* _Challenge_: Exactly repeat the material, dropping every picture from the copy.

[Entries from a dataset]
****
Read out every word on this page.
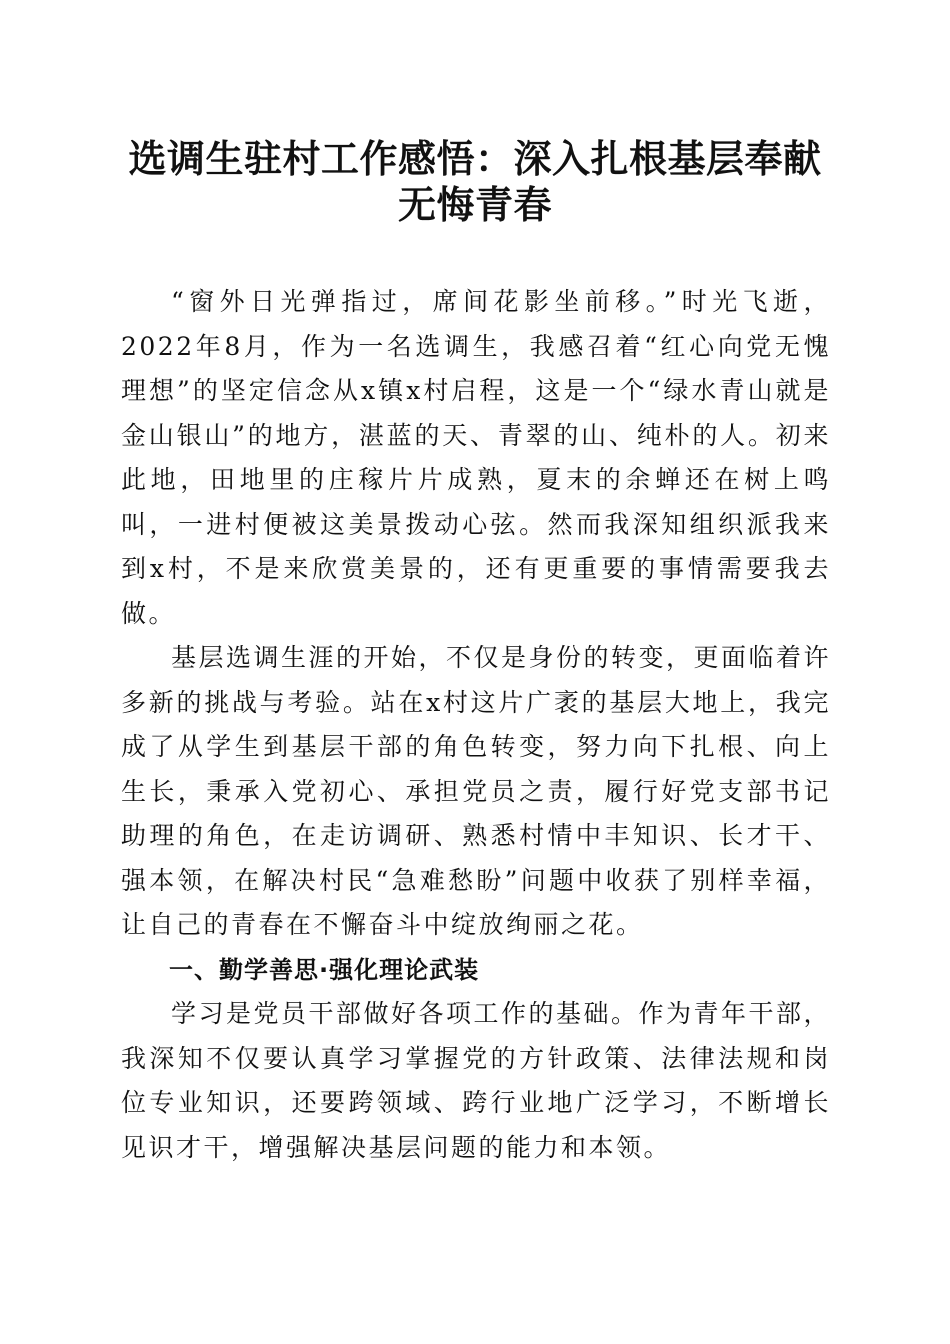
选调生驻村工作感悟：深入扎根基层奉献无悔青春

“窗外日光弹指过，席间花影坐前移。”时光飞逝，2022年8月，作为一名选调生，我感召着“红心向党无愧理想”的坚定信念从x镇x村启程，这是一个“绿水青山就是金山银山”的地方，湛蓝的天、青翠的山、纯朴的人。初来此地，田地里的庄稼片片成熟，夏末的余蝉还在树上鸣叫，一进村便被这美景拨动心弦。然而我深知组织派我来到x村，不是来欣赏美景的，还有更重要的事情需要我去做。

基层选调生涯的开始，不仅是身份的转变，更面临着许多新的挑战与考验。站在x村这片广袤的基层大地上，我完成了从学生到基层干部的角色转变，努力向下扎根、向上生长，秉承入党初心、承担党员之责，履行好党支部书记助理的角色，在走访调研、熟悉村情中丰知识、长才干、强本领，在解决村民“急难愁盼”问题中收获了别样幸福，让自己的青春在不懈奋斗中绽放绚丽之花。

一、勤学善思·强化理论武装

学习是党员干部做好各项工作的基础。作为青年干部，我深知不仅要认真学习掌握党的方针政策、法律法规和岗位专业知识，还要跨领域、跨行业地广泛学习，不断增长见识才干，增强解决基层问题的能力和本领。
****
* _The answer_:
Read out every word on this page.
选调生驻村工作感悟：深入扎根基层奉献无悔青春

“窗外日光弹指过，席间花影坐前移。”时光飞逝，2022年8月，作为一名选调生，我感召着“红心向党无愧理想”的坚定信念从x镇x村启程，这是一个“绿水青山就是金山银山”的地方，湛蓝的天、青翠的山、纯朴的人。初来此地，田地里的庄稼片片成熟，夏末的余蝉还在树上鸣叫，一进村便被这美景拨动心弦。然而我深知组织派我来到x村，不是来欣赏美景的，还有更重要的事情需要我去做。

基层选调生涯的开始，不仅是身份的转变，更面临着许多新的挑战与考验。站在x村这片广袤的基层大地上，我完成了从学生到基层干部的角色转变，努力向下扎根、向上生长，秉承入党初心、承担党员之责，履行好党支部书记助理的角色，在走访调研、熟悉村情中丰知识、长才干、强本领，在解决村民“急难愁盼”问题中收获了别样幸福，让自己的青春在不懈奋斗中绽放绚丽之花。

一、勤学善思·强化理论武装

学习是党员干部做好各项工作的基础。作为青年干部，我深知不仅要认真学习掌握党的方针政策、法律法规和岗位专业知识，还要跨领域、跨行业地广泛学习，不断增长见识才干，增强解决基层问题的能力和本领。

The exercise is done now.